-- begin DATASET ENTRIES --

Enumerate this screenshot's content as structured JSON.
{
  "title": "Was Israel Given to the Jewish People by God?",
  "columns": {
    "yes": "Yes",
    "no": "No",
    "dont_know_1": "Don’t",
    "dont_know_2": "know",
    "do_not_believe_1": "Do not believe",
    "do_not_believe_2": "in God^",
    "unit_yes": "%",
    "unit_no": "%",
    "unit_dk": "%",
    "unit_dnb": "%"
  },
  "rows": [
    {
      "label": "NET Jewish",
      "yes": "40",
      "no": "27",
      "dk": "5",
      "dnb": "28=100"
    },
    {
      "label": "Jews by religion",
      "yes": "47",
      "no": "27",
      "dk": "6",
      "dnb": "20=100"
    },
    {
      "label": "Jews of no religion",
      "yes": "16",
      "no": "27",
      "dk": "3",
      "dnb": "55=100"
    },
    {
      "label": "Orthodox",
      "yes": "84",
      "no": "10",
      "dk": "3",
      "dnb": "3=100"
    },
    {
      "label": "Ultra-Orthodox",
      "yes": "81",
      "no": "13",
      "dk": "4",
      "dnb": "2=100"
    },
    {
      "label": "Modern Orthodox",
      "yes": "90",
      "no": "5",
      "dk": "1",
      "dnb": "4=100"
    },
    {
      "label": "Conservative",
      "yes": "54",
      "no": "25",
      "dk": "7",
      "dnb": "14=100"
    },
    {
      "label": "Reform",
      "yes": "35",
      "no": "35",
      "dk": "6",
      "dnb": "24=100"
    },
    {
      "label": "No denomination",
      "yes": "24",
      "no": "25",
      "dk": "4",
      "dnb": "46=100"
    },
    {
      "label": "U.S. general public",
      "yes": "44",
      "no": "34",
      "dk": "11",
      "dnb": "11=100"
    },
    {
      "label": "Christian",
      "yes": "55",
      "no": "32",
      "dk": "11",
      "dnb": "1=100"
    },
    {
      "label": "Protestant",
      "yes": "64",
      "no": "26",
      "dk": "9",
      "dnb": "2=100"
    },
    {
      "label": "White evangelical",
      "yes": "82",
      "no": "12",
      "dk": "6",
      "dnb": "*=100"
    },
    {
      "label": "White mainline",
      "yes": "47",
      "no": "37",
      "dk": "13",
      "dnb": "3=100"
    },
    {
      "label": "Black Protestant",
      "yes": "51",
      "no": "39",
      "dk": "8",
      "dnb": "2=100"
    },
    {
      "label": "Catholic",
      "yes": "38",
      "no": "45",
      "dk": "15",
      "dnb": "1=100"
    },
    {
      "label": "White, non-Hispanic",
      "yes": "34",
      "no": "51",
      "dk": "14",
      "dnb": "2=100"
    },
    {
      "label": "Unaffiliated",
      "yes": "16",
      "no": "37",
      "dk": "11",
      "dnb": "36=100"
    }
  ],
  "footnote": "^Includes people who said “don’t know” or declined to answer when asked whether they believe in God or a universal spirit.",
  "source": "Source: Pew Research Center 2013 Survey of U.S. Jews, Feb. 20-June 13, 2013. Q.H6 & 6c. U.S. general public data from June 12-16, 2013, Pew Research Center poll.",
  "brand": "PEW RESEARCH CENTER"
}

-- end DATASET ENTRIES --

> PROBLEM
Retype all of the material, keeping each line exact.

> REPLY TO THE TASK
Enumerate this screenshot's content as structured JSON.
{
  "title": "Was Israel Given to the Jewish People by God?",
  "columns": {
    "yes": "Yes",
    "no": "No",
    "dont_know_1": "Don’t",
    "dont_know_2": "know",
    "do_not_believe_1": "Do not believe",
    "do_not_believe_2": "in God^",
    "unit_yes": "%",
    "unit_no": "%",
    "unit_dk": "%",
    "unit_dnb": "%"
  },
  "rows": [
    {
      "label": "NET Jewish",
      "yes": "40",
      "no": "27",
      "dk": "5",
      "dnb": "28=100"
    },
    {
      "label": "Jews by religion",
      "yes": "47",
      "no": "27",
      "dk": "6",
      "dnb": "20=100"
    },
    {
      "label": "Jews of no religion",
      "yes": "16",
      "no": "27",
      "dk": "3",
      "dnb": "55=100"
    },
    {
      "label": "Orthodox",
      "yes": "84",
      "no": "10",
      "dk": "3",
      "dnb": "3=100"
    },
    {
      "label": "Ultra-Orthodox",
      "yes": "81",
      "no": "13",
      "dk": "4",
      "dnb": "2=100"
    },
    {
      "label": "Modern Orthodox",
      "yes": "90",
      "no": "5",
      "dk": "1",
      "dnb": "4=100"
    },
    {
      "label": "Conservative",
      "yes": "54",
      "no": "25",
      "dk": "7",
      "dnb": "14=100"
    },
    {
      "label": "Reform",
      "yes": "35",
      "no": "35",
      "dk": "6",
      "dnb": "24=100"
    },
    {
      "label": "No denomination",
      "yes": "24",
      "no": "25",
      "dk": "4",
      "dnb": "46=100"
    },
    {
      "label": "U.S. general public",
      "yes": "44",
      "no": "34",
      "dk": "11",
      "dnb": "11=100"
    },
    {
      "label": "Christian",
      "yes": "55",
      "no": "32",
      "dk": "11",
      "dnb": "1=100"
    },
    {
      "label": "Protestant",
      "yes": "64",
      "no": "26",
      "dk": "9",
      "dnb": "2=100"
    },
    {
      "label": "White evangelical",
      "yes": "82",
      "no": "12",
      "dk": "6",
      "dnb": "*=100"
    },
    {
      "label": "White mainline",
      "yes": "47",
      "no": "37",
      "dk": "13",
      "dnb": "3=100"
    },
    {
      "label": "Black Protestant",
      "yes": "51",
      "no": "39",
      "dk": "8",
      "dnb": "2=100"
    },
    {
      "label": "Catholic",
      "yes": "38",
      "no": "45",
      "dk": "15",
      "dnb": "1=100"
    },
    {
      "label": "White, non-Hispanic",
      "yes": "34",
      "no": "51",
      "dk": "14",
      "dnb": "2=100"
    },
    {
      "label": "Unaffiliated",
      "yes": "16",
      "no": "37",
      "dk": "11",
      "dnb": "36=100"
    }
  ],
  "footnote": "^Includes people who said “don’t know” or declined to answer when asked whether they believe in God or a universal spirit.",
  "source": "Source: Pew Research Center 2013 Survey of U.S. Jews, Feb. 20-June 13, 2013. Q.H6 & 6c. U.S. general public data from June 12-16, 2013, Pew Research Center poll.",
  "brand": "PEW RESEARCH CENTER"
}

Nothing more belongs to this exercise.